▶ _GOAL_: Quote each line exactly, from the line that contains "OCR this image." down to the last line of the listing, and no other lines.

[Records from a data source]
-- START --

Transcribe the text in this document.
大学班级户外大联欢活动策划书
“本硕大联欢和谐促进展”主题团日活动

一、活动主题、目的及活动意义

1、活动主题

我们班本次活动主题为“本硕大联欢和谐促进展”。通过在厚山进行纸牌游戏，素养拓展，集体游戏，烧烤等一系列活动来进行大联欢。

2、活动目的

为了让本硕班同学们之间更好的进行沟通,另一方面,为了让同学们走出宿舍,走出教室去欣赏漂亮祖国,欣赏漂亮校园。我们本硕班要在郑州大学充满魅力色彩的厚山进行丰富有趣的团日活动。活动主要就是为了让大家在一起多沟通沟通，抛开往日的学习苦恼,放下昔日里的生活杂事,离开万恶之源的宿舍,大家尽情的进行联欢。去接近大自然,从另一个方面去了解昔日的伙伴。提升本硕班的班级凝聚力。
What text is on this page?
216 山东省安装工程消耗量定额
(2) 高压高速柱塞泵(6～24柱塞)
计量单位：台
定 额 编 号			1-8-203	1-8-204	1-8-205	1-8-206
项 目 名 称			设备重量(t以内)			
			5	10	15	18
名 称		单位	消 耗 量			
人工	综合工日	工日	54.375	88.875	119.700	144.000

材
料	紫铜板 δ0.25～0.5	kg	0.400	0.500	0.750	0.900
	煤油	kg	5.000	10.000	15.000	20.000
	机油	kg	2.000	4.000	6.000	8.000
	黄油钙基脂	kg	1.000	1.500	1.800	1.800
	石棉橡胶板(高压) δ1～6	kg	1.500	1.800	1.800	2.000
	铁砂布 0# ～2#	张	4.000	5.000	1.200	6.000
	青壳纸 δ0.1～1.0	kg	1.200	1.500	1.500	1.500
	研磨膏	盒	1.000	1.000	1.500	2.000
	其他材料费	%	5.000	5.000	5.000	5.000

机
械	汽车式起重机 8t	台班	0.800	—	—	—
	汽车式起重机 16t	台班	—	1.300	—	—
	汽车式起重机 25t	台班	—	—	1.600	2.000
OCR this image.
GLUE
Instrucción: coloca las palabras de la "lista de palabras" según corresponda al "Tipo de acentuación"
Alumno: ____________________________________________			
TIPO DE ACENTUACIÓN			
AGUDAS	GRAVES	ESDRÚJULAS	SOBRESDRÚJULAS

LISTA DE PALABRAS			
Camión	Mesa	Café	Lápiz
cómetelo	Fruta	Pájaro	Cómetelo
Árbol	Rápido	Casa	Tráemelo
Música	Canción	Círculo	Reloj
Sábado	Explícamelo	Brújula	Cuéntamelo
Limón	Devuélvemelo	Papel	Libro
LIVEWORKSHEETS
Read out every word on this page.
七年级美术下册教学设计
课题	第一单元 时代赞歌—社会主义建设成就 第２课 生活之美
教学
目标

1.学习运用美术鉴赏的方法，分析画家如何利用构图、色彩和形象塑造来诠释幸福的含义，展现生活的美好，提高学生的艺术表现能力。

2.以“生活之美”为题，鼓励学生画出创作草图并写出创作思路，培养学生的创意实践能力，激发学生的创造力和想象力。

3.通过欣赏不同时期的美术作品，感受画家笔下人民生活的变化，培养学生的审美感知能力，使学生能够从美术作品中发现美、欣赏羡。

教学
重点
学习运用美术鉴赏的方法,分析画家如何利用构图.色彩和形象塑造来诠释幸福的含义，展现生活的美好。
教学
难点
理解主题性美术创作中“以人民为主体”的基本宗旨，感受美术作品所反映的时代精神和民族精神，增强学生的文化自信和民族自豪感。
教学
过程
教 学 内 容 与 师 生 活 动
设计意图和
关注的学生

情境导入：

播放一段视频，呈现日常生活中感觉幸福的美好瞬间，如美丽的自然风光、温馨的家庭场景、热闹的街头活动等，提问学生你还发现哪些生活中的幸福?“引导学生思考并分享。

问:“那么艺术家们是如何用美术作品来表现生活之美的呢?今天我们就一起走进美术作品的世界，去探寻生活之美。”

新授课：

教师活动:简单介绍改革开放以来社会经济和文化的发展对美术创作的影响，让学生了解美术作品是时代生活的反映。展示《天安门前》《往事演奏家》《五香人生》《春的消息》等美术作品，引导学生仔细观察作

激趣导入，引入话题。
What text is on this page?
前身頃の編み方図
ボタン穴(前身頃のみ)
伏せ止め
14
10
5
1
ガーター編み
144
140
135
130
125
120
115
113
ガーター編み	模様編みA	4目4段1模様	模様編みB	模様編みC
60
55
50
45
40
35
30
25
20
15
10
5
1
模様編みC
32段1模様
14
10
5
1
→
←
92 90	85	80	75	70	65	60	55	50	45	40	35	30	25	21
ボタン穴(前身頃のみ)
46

-- END --

▶ _RESULT BELOW_:
OCR this image.
GLUE
Instrucción: coloca las palabras de la "lista de palabras" según corresponda al "Tipo de acentuación"
Alumno: ____________________________________________			
TIPO DE ACENTUACIÓN			
AGUDAS	GRAVES	ESDRÚJULAS	SOBRESDRÚJULAS

LISTA DE PALABRAS			
Camión	Mesa	Café	Lápiz
cómetelo	Fruta	Pájaro	Cómetelo
Árbol	Rápido	Casa	Tráemelo
Música	Canción	Círculo	Reloj
Sábado	Explícamelo	Brújula	Cuéntamelo
Limón	Devuélvemelo	Papel	Libro
LIVEWORKSHEETS
Read out every word on this page.
七年级美术下册教学设计
课题	第一单元 时代赞歌—社会主义建设成就 第２课 生活之美
教学
目标

1.学习运用美术鉴赏的方法，分析画家如何利用构图、色彩和形象塑造来诠释幸福的含义，展现生活的美好，提高学生的艺术表现能力。

2.以“生活之美”为题，鼓励学生画出创作草图并写出创作思路，培养学生的创意实践能力，激发学生的创造力和想象力。

3.通过欣赏不同时期的美术作品，感受画家笔下人民生活的变化，培养学生的审美感知能力，使学生能够从美术作品中发现美、欣赏羡。

教学
重点
学习运用美术鉴赏的方法,分析画家如何利用构图.色彩和形象塑造来诠释幸福的含义，展现生活的美好。
教学
难点
理解主题性美术创作中“以人民为主体”的基本宗旨，感受美术作品所反映的时代精神和民族精神，增强学生的文化自信和民族自豪感。
教学
过程
教 学 内 容 与 师 生 活 动
设计意图和
关注的学生

情境导入：

播放一段视频，呈现日常生活中感觉幸福的美好瞬间，如美丽的自然风光、温馨的家庭场景、热闹的街头活动等，提问学生你还发现哪些生活中的幸福?“引导学生思考并分享。

问:“那么艺术家们是如何用美术作品来表现生活之美的呢?今天我们就一起走进美术作品的世界，去探寻生活之美。”

新授课：

教师活动:简单介绍改革开放以来社会经济和文化的发展对美术创作的影响，让学生了解美术作品是时代生活的反映。展示《天安门前》《往事演奏家》《五香人生》《春的消息》等美术作品，引导学生仔细观察作

激趣导入，引入话题。
What text is on this page?
前身頃の編み方図
ボタン穴(前身頃のみ)
伏せ止め
14
10
5
1
ガーター編み
144
140
135
130
125
120
115
113
ガーター編み	模様編みA	4目4段1模様	模様編みB	模様編みC
60
55
50
45
40
35
30
25
20
15
10
5
1
模様編みC
32段1模様
14
10
5
1
→
←
92 90	85	80	75	70	65	60	55	50	45	40	35	30	25	21
ボタン穴(前身頃のみ)
46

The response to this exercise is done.